▶ _PROBLEM DETAILS_: Extract all lines in the data that contain the word "Items".

▶ _EXERCISE MATERIALS_:

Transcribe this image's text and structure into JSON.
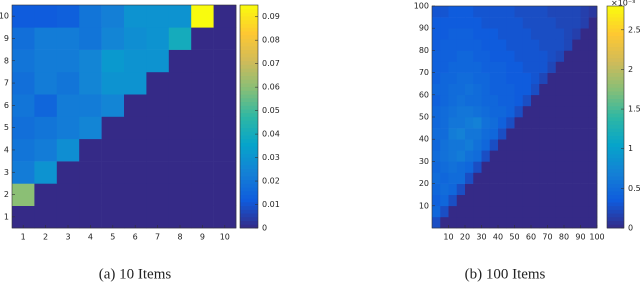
{
  "chart_data": [
    {
      "type": "heatmap",
      "caption": "(a) 10 Items",
      "colormap": "parula",
      "xlim": [
        0.5,
        10.5
      ],
      "ylim": [
        0.5,
        10.5
      ],
      "xticks": [
        1,
        2,
        3,
        4,
        5,
        6,
        7,
        8,
        9,
        10
      ],
      "yticks": [
        1,
        2,
        3,
        4,
        5,
        6,
        7,
        8,
        9,
        10
      ],
      "x": [
        1,
        2,
        3,
        4,
        5,
        6,
        7,
        8,
        9,
        10
      ],
      "y": [
        1,
        2,
        3,
        4,
        5,
        6,
        7,
        8,
        9,
        10
      ],
      "clim": [
        0,
        0.095
      ],
      "cticks": [
        0,
        0.01,
        0.02,
        0.03,
        0.04,
        0.05,
        0.06,
        0.07,
        0.08,
        0.09
      ],
      "z": [
        [
          0,
          0,
          0,
          0,
          0,
          0,
          0,
          0,
          0,
          0
        ],
        [
          0.06,
          0,
          0,
          0,
          0,
          0,
          0,
          0,
          0,
          0
        ],
        [
          0.022,
          0.03,
          0,
          0,
          0,
          0,
          0,
          0,
          0,
          0
        ],
        [
          0.02,
          0.022,
          0.028,
          0,
          0,
          0,
          0,
          0,
          0,
          0
        ],
        [
          0.018,
          0.02,
          0.022,
          0.025,
          0,
          0,
          0,
          0,
          0,
          0
        ],
        [
          0.02,
          0.015,
          0.022,
          0.022,
          0.025,
          0,
          0,
          0,
          0,
          0
        ],
        [
          0.018,
          0.022,
          0.02,
          0.025,
          0.03,
          0.03,
          0,
          0,
          0,
          0
        ],
        [
          0.02,
          0.022,
          0.022,
          0.025,
          0.032,
          0.03,
          0.03,
          0,
          0,
          0
        ],
        [
          0.018,
          0.022,
          0.022,
          0.02,
          0.025,
          0.028,
          0.03,
          0.04,
          0,
          0
        ],
        [
          0.012,
          0.012,
          0.013,
          0.02,
          0.023,
          0.03,
          0.03,
          0.03,
          0.095,
          0
        ]
      ]
    },
    {
      "type": "heatmap",
      "caption": "(b) 100 Items",
      "colormap": "parula",
      "xlim": [
        0,
        100
      ],
      "ylim": [
        0,
        100
      ],
      "xticks": [
        10,
        20,
        30,
        40,
        50,
        60,
        70,
        80,
        90,
        100
      ],
      "yticks": [
        10,
        20,
        30,
        40,
        50,
        60,
        70,
        80,
        90,
        100
      ],
      "clim": [
        0,
        2.8
      ],
      "cticks": [
        0,
        0.5,
        1,
        1.5,
        2,
        2.5
      ],
      "colorbar_label": "×10⁻³",
      "z": [
        [
          0.25,
          0,
          0,
          0,
          0,
          0,
          0,
          0,
          0,
          0,
          0,
          0,
          0,
          0,
          0,
          0,
          0,
          0,
          0,
          0
        ],
        [
          0.45,
          0.25,
          0,
          0,
          0,
          0,
          0,
          0,
          0,
          0,
          0,
          0,
          0,
          0,
          0,
          0,
          0,
          0,
          0,
          0
        ],
        [
          0.4,
          0.45,
          0.25,
          0,
          0,
          0,
          0,
          0,
          0,
          0,
          0,
          0,
          0,
          0,
          0,
          0,
          0,
          0,
          0,
          0
        ],
        [
          0.45,
          0.5,
          0.45,
          0.25,
          0,
          0,
          0,
          0,
          0,
          0,
          0,
          0,
          0,
          0,
          0,
          0,
          0,
          0,
          0,
          0
        ],
        [
          0.5,
          0.45,
          0.5,
          0.5,
          0.25,
          0,
          0,
          0,
          0,
          0,
          0,
          0,
          0,
          0,
          0,
          0,
          0,
          0,
          0,
          0
        ],
        [
          0.45,
          0.5,
          0.55,
          0.5,
          0.45,
          0.25,
          0,
          0,
          0,
          0,
          0,
          0,
          0,
          0,
          0,
          0,
          0,
          0,
          0,
          0
        ],
        [
          0.5,
          0.55,
          0.6,
          0.65,
          0.55,
          0.5,
          0.25,
          0,
          0,
          0,
          0,
          0,
          0,
          0,
          0,
          0,
          0,
          0,
          0,
          0
        ],
        [
          0.45,
          0.55,
          0.6,
          0.6,
          0.65,
          0.55,
          0.45,
          0.25,
          0,
          0,
          0,
          0,
          0,
          0,
          0,
          0,
          0,
          0,
          0,
          0
        ],
        [
          0.5,
          0.5,
          0.65,
          0.7,
          0.6,
          0.6,
          0.5,
          0.45,
          0.25,
          0,
          0,
          0,
          0,
          0,
          0,
          0,
          0,
          0,
          0,
          0
        ],
        [
          0.45,
          0.5,
          0.6,
          0.6,
          0.65,
          0.7,
          0.55,
          0.5,
          0.4,
          0.25,
          0,
          0,
          0,
          0,
          0,
          0,
          0,
          0,
          0,
          0
        ],
        [
          0.45,
          0.5,
          0.55,
          0.6,
          0.6,
          0.55,
          0.5,
          0.45,
          0.45,
          0.4,
          0.25,
          0,
          0,
          0,
          0,
          0,
          0,
          0,
          0,
          0
        ],
        [
          0.4,
          0.45,
          0.5,
          0.55,
          0.5,
          0.5,
          0.45,
          0.45,
          0.4,
          0.4,
          0.35,
          0.25,
          0,
          0,
          0,
          0,
          0,
          0,
          0,
          0
        ],
        [
          0.45,
          0.45,
          0.5,
          0.5,
          0.55,
          0.5,
          0.45,
          0.4,
          0.4,
          0.4,
          0.35,
          0.35,
          0.25,
          0,
          0,
          0,
          0,
          0,
          0,
          0
        ],
        [
          0.4,
          0.45,
          0.45,
          0.5,
          0.5,
          0.45,
          0.45,
          0.4,
          0.4,
          0.35,
          0.35,
          0.35,
          0.3,
          0.2,
          0,
          0,
          0,
          0,
          0,
          0
        ],
        [
          0.4,
          0.4,
          0.45,
          0.45,
          0.45,
          0.45,
          0.4,
          0.4,
          0.4,
          0.35,
          0.35,
          0.3,
          0.3,
          0.3,
          0.2,
          0,
          0,
          0,
          0,
          0
        ],
        [
          0.4,
          0.4,
          0.4,
          0.45,
          0.45,
          0.4,
          0.4,
          0.35,
          0.35,
          0.35,
          0.3,
          0.3,
          0.3,
          0.3,
          0.25,
          0.2,
          0,
          0,
          0,
          0
        ],
        [
          0.35,
          0.4,
          0.4,
          0.4,
          0.4,
          0.4,
          0.35,
          0.35,
          0.35,
          0.3,
          0.3,
          0.3,
          0.3,
          0.25,
          0.25,
          0.25,
          0.2,
          0,
          0,
          0
        ],
        [
          0.35,
          0.35,
          0.4,
          0.4,
          0.4,
          0.35,
          0.35,
          0.35,
          0.3,
          0.3,
          0.3,
          0.3,
          0.25,
          0.25,
          0.25,
          0.25,
          0.2,
          0.15,
          0,
          0
        ],
        [
          0.35,
          0.35,
          0.35,
          0.35,
          0.35,
          0.35,
          0.3,
          0.3,
          0.3,
          0.3,
          0.3,
          0.25,
          0.25,
          0.25,
          0.25,
          0.2,
          0.2,
          0.2,
          0.15,
          0
        ],
        [
          0.3,
          0.3,
          0.35,
          0.35,
          0.35,
          0.3,
          0.3,
          0.3,
          0.3,
          0.3,
          0.25,
          0.25,
          0.25,
          0.25,
          0.2,
          0.2,
          0.2,
          0.2,
          0.15,
          0.1
        ]
      ]
    }
  ]
}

▶ _COMPLETED TASK_:
      "caption": "(a) 10 Items",
      "caption": "(b) 100 Items",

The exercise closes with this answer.